__RECORDS TO PROCESS__
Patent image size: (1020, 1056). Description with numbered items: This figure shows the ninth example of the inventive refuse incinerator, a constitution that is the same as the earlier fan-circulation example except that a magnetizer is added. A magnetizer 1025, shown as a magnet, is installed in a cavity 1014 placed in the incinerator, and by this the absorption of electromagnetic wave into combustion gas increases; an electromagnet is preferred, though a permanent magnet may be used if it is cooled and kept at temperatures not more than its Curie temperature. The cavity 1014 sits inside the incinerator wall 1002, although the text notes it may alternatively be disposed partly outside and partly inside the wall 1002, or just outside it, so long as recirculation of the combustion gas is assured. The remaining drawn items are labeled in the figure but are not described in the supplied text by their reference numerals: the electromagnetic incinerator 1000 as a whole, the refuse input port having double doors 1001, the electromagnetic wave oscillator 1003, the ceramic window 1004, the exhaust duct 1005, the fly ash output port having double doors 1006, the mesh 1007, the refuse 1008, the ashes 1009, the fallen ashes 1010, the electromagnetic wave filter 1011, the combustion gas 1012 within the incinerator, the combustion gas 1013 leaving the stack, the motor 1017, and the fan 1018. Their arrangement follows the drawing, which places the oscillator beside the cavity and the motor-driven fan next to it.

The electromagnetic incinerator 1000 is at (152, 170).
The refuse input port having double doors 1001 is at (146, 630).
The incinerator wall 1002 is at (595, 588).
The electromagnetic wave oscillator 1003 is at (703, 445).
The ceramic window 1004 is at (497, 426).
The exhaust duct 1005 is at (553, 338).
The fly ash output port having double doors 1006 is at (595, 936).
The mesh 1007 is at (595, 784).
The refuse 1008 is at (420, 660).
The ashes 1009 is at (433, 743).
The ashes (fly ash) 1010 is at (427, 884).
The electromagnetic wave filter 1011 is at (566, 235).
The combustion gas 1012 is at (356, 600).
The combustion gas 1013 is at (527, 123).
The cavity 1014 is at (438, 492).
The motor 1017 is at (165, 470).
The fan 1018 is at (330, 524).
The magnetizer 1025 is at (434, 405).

__AIM OF THE TASK__
Reproduce the full listing above, switching "refuse incinerator" to "waste incinerator" and leaving everything else unchanged.

__REPLY TO THE EXERCISE__
Patent image size: (1020, 1056). Description with numbered items: This figure shows the ninth example of the inventive waste incinerator, a constitution that is the same as the earlier fan-circulation example except that a magnetizer is added. A magnetizer 1025, shown as a magnet, is installed in a cavity 1014 placed in the incinerator, and by this the absorption of electromagnetic wave into combustion gas increases; an electromagnet is preferred, though a permanent magnet may be used if it is cooled and kept at temperatures not more than its Curie temperature. The cavity 1014 sits inside the incinerator wall 1002, although the text notes it may alternatively be disposed partly outside and partly inside the wall 1002, or just outside it, so long as recirculation of the combustion gas is assured. The remaining drawn items are labeled in the figure but are not described in the supplied text by their reference numerals: the electromagnetic incinerator 1000 as a whole, the refuse input port having double doors 1001, the electromagnetic wave oscillator 1003, the ceramic window 1004, the exhaust duct 1005, the fly ash output port having double doors 1006, the mesh 1007, the refuse 1008, the ashes 1009, the fallen ashes 1010, the electromagnetic wave filter 1011, the combustion gas 1012 within the incinerator, the combustion gas 1013 leaving the stack, the motor 1017, and the fan 1018. Their arrangement follows the drawing, which places the oscillator beside the cavity and the motor-driven fan next to it.

The electromagnetic incinerator 1000 is at (152, 170).
The refuse input port having double doors 1001 is at (146, 630).
The incinerator wall 1002 is at (595, 588).
The electromagnetic wave oscillator 1003 is at (703, 445).
The ceramic window 1004 is at (497, 426).
The exhaust duct 1005 is at (553, 338).
The fly ash output port having double doors 1006 is at (595, 936).
The mesh 1007 is at (595, 784).
The refuse 1008 is at (420, 660).
The ashes 1009 is at (433, 743).
The ashes (fly ash) 1010 is at (427, 884).
The electromagnetic wave filter 1011 is at (566, 235).
The combustion gas 1012 is at (356, 600).
The combustion gas 1013 is at (527, 123).
The cavity 1014 is at (438, 492).
The motor 1017 is at (165, 470).
The fan 1018 is at (330, 524).
The magnetizer 1025 is at (434, 405).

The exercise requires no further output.